- [Task directions] In the following material, identify every line holding the string "content" and return it.

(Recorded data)

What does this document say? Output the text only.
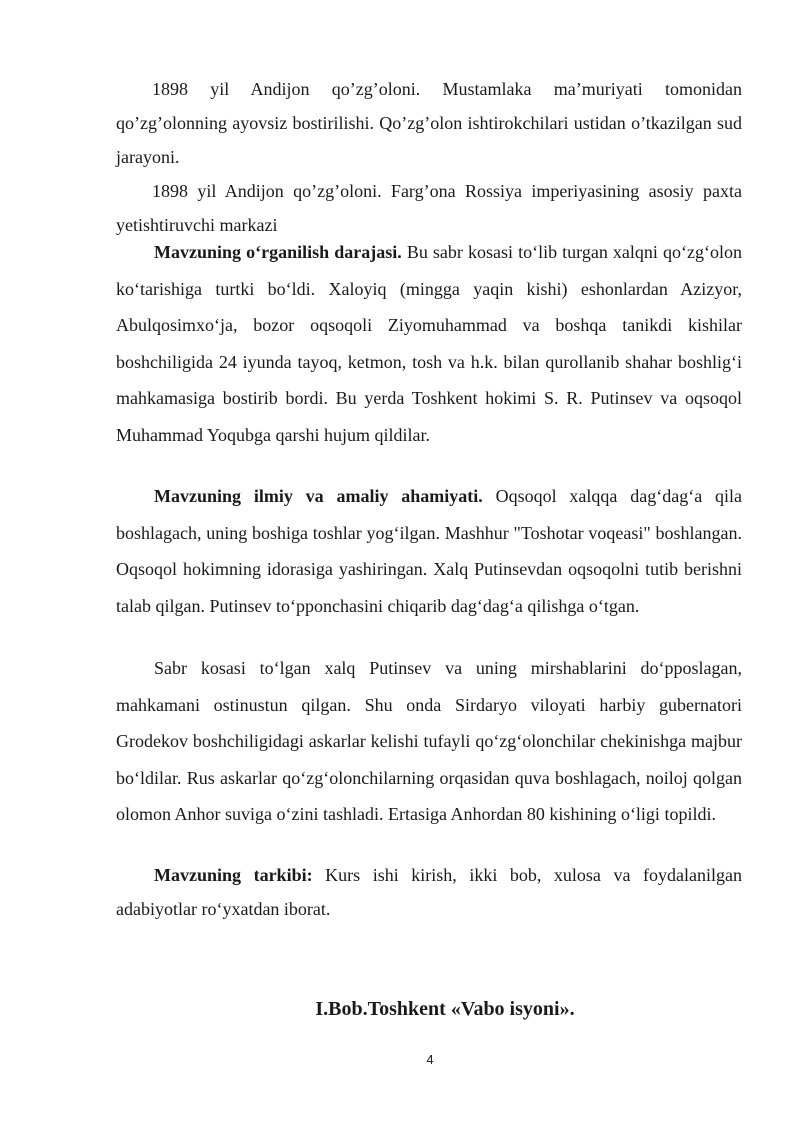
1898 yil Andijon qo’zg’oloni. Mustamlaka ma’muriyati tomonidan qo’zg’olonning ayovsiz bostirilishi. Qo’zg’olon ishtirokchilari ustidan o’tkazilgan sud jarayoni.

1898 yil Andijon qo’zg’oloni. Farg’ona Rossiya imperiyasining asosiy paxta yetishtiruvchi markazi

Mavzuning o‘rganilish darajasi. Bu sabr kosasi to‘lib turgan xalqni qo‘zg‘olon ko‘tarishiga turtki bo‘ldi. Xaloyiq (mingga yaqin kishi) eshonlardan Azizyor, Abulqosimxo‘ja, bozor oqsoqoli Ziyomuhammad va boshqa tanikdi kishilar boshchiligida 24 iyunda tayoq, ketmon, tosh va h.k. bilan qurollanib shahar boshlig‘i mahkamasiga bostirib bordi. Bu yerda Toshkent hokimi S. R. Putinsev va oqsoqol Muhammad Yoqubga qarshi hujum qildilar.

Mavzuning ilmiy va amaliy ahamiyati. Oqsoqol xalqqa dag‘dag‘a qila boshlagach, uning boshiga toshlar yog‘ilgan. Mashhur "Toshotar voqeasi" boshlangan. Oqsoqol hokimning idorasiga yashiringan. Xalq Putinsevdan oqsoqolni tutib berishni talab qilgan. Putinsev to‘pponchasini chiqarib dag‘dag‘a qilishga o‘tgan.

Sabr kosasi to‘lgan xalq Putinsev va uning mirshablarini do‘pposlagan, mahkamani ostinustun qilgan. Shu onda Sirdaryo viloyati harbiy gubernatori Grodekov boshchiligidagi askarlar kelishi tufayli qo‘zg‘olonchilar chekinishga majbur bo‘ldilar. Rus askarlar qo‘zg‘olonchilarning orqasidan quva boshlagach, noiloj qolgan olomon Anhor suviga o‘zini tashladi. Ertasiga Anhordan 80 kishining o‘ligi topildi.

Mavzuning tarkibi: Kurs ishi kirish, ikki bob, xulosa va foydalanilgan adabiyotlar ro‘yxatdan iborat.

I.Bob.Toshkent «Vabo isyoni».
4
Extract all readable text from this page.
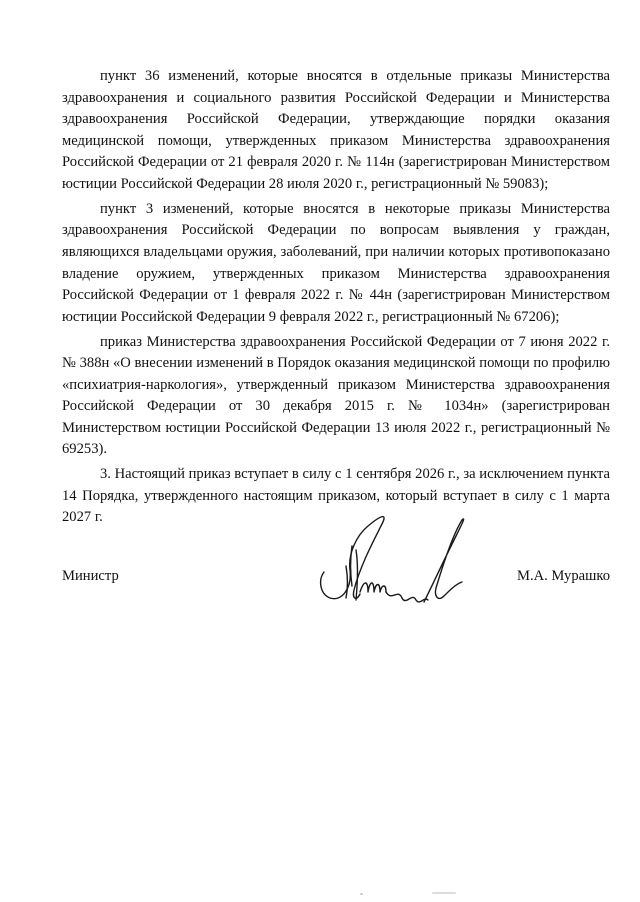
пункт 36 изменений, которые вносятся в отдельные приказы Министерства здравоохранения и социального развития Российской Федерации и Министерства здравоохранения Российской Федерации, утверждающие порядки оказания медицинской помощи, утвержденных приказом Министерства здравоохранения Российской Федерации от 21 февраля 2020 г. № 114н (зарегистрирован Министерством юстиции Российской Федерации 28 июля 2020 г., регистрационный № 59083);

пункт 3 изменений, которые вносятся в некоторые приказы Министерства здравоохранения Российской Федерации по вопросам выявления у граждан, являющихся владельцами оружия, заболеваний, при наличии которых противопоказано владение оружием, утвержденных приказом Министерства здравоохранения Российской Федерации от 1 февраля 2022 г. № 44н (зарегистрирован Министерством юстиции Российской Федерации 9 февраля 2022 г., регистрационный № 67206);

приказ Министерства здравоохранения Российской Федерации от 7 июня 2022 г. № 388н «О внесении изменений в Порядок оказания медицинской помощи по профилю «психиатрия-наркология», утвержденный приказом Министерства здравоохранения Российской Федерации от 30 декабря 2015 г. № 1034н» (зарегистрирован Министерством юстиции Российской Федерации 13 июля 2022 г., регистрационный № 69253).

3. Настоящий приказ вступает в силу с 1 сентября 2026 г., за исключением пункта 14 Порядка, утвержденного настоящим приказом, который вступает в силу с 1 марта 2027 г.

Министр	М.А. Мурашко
==
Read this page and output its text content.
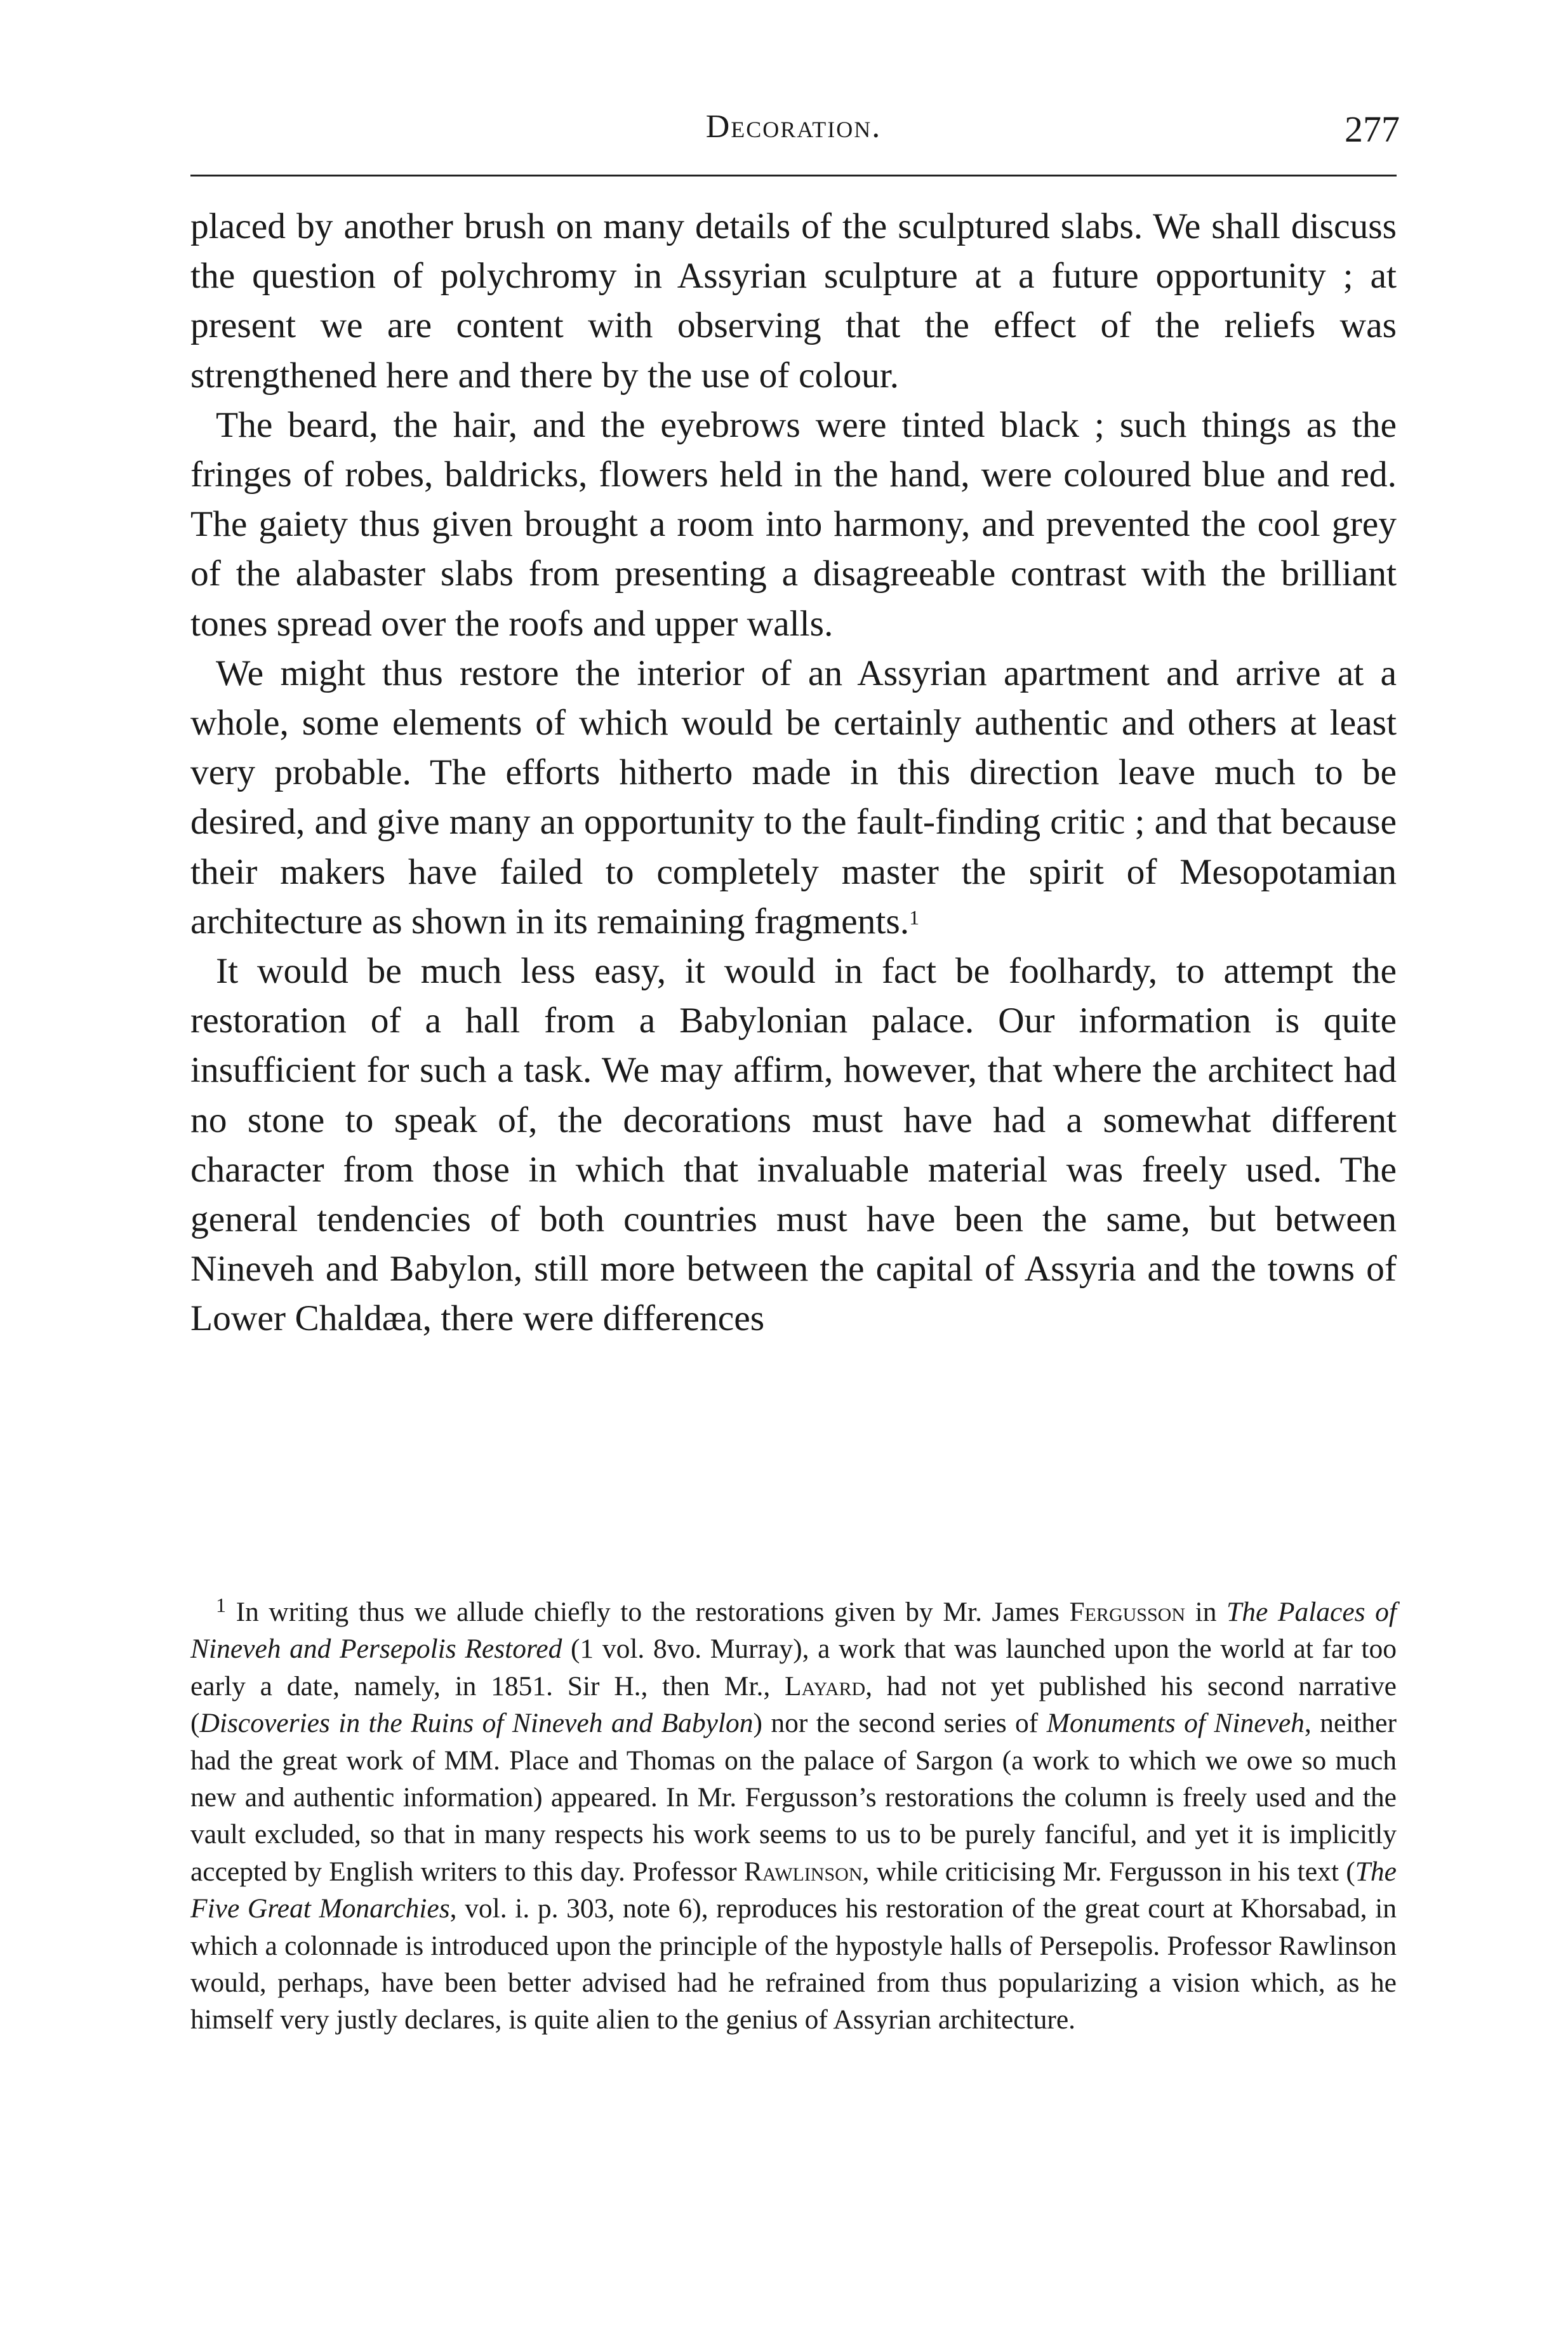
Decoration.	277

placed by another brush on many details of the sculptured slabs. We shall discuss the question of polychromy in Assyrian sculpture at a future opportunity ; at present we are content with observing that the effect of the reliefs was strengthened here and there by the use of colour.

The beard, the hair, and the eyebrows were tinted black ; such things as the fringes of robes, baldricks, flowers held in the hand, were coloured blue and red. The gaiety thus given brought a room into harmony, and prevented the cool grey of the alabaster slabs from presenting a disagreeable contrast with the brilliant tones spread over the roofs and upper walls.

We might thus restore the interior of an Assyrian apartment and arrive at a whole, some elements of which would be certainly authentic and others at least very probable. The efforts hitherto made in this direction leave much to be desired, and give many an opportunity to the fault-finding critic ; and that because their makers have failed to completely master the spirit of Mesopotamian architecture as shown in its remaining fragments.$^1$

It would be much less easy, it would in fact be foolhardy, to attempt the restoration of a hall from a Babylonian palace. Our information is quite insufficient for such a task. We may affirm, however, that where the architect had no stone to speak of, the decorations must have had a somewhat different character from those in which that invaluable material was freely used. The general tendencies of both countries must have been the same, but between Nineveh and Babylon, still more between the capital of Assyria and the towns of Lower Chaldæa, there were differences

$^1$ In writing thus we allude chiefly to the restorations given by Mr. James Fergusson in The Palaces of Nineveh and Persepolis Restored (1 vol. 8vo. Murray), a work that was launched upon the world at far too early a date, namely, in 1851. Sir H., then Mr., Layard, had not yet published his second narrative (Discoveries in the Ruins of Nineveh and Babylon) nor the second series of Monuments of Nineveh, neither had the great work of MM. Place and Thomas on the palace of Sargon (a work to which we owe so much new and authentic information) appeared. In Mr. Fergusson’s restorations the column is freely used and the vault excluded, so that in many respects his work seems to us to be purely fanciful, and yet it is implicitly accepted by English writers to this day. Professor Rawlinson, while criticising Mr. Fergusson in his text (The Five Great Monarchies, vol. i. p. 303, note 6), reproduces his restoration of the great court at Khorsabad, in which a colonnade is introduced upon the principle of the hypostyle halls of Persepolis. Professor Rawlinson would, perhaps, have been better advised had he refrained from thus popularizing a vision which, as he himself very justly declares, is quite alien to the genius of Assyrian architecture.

- [Output of the task]
Read this page and output its text content.
placed by another brush on many details of the sculptured slabs. We shall discuss the question of polychromy in Assyrian sculpture at a future opportunity ; at present we are content with observing that the effect of the reliefs was strengthened here and there by the use of colour.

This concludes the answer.